* Records for processing:

┌────────

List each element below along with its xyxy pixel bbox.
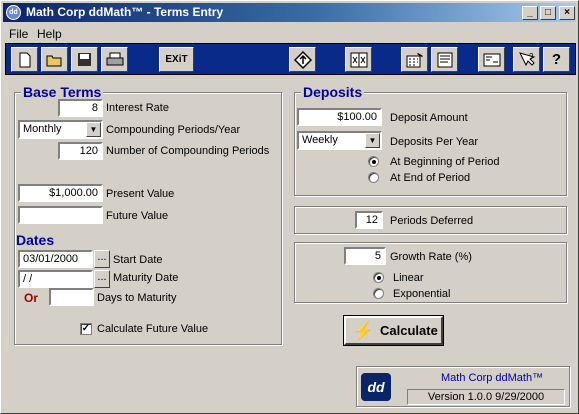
timing-end-radio[interactable] [368,172,379,183]
chevron-down-icon[interactable]: ▼ [365,133,380,148]
num-periods-field[interactable]: 120 [58,142,103,160]
close-button[interactable]: × [559,6,575,20]
calc-future-value-label: Calculate Future Value [97,323,209,335]
maturity-date-field[interactable]: / / [18,270,93,288]
menu-file[interactable]: File [9,27,28,41]
menu-bar: File Help [3,24,576,42]
periods-deferred-label: Periods Deferred [390,215,474,227]
maturity-date-label: Maturity Date [113,272,179,284]
form-icon[interactable] [431,47,458,72]
menu-help[interactable]: Help [37,27,62,41]
exit-button[interactable]: EXiT [159,47,194,72]
or-label: Or [24,291,39,305]
timing-beginning-radio[interactable] [368,156,379,167]
future-value-field[interactable] [18,206,103,224]
timing-beginning-label: At Beginning of Period [390,156,500,168]
new-file-icon[interactable] [11,47,38,72]
start-date-label: Start Date [113,254,163,266]
interest-rate-field[interactable]: 8 [58,99,103,117]
present-value-label: Present Value [106,188,175,200]
present-value-field[interactable]: $1,000.00 [18,184,103,202]
compounding-label: Compounding Periods/Year [106,124,241,136]
timing-end-label: At End of Period [390,172,471,184]
window-title: Math Corp ddMath™ - Terms Entry [26,5,224,19]
start-date-field[interactable]: 03/01/2000 [18,250,93,268]
growth-rate-field[interactable]: 5 [344,247,386,265]
dates-title: Dates [16,232,55,248]
print-icon[interactable] [101,47,128,72]
app-icon: dd [6,5,21,20]
version-text: Version 1.0.0 9/29/2000 [407,389,565,405]
future-value-label: Future Value [106,210,169,222]
base-terms-title: Base Terms [21,84,104,100]
help-icon[interactable]: ? [543,47,570,72]
open-folder-icon[interactable] [41,47,68,72]
calculator-edit-icon[interactable] [401,47,428,72]
about-panel: dd Math Corp ddMath™ Version 1.0.0 9/29/… [356,366,570,407]
product-name: Math Corp ddMath™ [441,372,544,384]
deposit-amount-label: Deposit Amount [390,112,468,124]
toolbar: EXiT ? ? [5,43,576,75]
deposits-title: Deposits [301,84,365,100]
main-window: dd Math Corp ddMath™ - Terms Entry _ □ ×… [0,0,579,414]
calc-future-value-checkbox[interactable]: ✓ [80,323,92,335]
interest-rate-label: Interest Rate [106,102,169,114]
help-pointer-icon[interactable]: ? [513,47,540,72]
compounding-value: Monthly [23,123,62,135]
growth-rate-label: Growth Rate (%) [390,251,472,263]
calculate-button[interactable]: ⚡ Calculate [343,315,444,346]
periods-deferred-field[interactable]: 12 [355,211,383,229]
growth-exponential-radio[interactable] [373,288,384,299]
maximize-button[interactable]: □ [540,6,556,20]
minimize-button[interactable]: _ [522,6,538,20]
save-icon[interactable] [71,47,98,72]
deposits-per-year-label: Deposits Per Year [390,136,479,148]
dd-logo: dd [361,373,391,401]
deposits-per-year-select[interactable]: Weekly ▼ [297,131,382,150]
compare-icon[interactable] [345,47,372,72]
growth-linear-radio[interactable] [373,272,384,283]
calculate-label: Calculate [380,323,438,338]
compounding-select[interactable]: Monthly ▼ [18,120,103,139]
days-to-maturity-field[interactable] [49,288,94,306]
start-date-picker-button[interactable]: ... [94,250,110,268]
goto-icon[interactable] [289,47,316,72]
days-to-maturity-label: Days to Maturity [97,292,177,304]
maturity-date-picker-button[interactable]: ... [94,270,110,288]
chevron-down-icon[interactable]: ▼ [86,122,101,137]
growth-linear-label: Linear [393,272,424,284]
deposits-per-year-value: Weekly [302,134,338,146]
deposit-amount-field[interactable]: $100.00 [297,108,382,126]
card-icon[interactable] [478,47,505,72]
svg-text:?: ? [529,52,534,61]
lightning-icon: ⚡ [352,321,375,341]
num-periods-label: Number of Compounding Periods [106,145,270,157]
title-bar[interactable]: dd Math Corp ddMath™ - Terms Entry _ □ × [3,3,576,22]
growth-exponential-label: Exponential [393,288,451,300]
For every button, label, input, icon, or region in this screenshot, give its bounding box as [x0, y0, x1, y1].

└────────

* Given task:
Copy the records verbatim, starting with the line containing "timing-end-radio[interactable] [368,172,379,183]" and ending with the line containing "future-value-field[interactable] [18,206,103,224]", both included.

* Written response:
timing-end-radio[interactable] [368,172,379,183]
chevron-down-icon[interactable]: ▼ [365,133,380,148]
num-periods-field[interactable]: 120 [58,142,103,160]
close-button[interactable]: × [559,6,575,20]
calc-future-value-label: Calculate Future Value [97,323,209,335]
maturity-date-field[interactable]: / / [18,270,93,288]
menu-file[interactable]: File [9,27,28,41]
menu-bar: File Help [3,24,576,42]
periods-deferred-label: Periods Deferred [390,215,474,227]
maturity-date-label: Maturity Date [113,272,179,284]
form-icon[interactable] [431,47,458,72]
menu-help[interactable]: Help [37,27,62,41]
exit-button[interactable]: EXiT [159,47,194,72]
or-label: Or [24,291,39,305]
timing-beginning-radio[interactable] [368,156,379,167]
future-value-field[interactable] [18,206,103,224]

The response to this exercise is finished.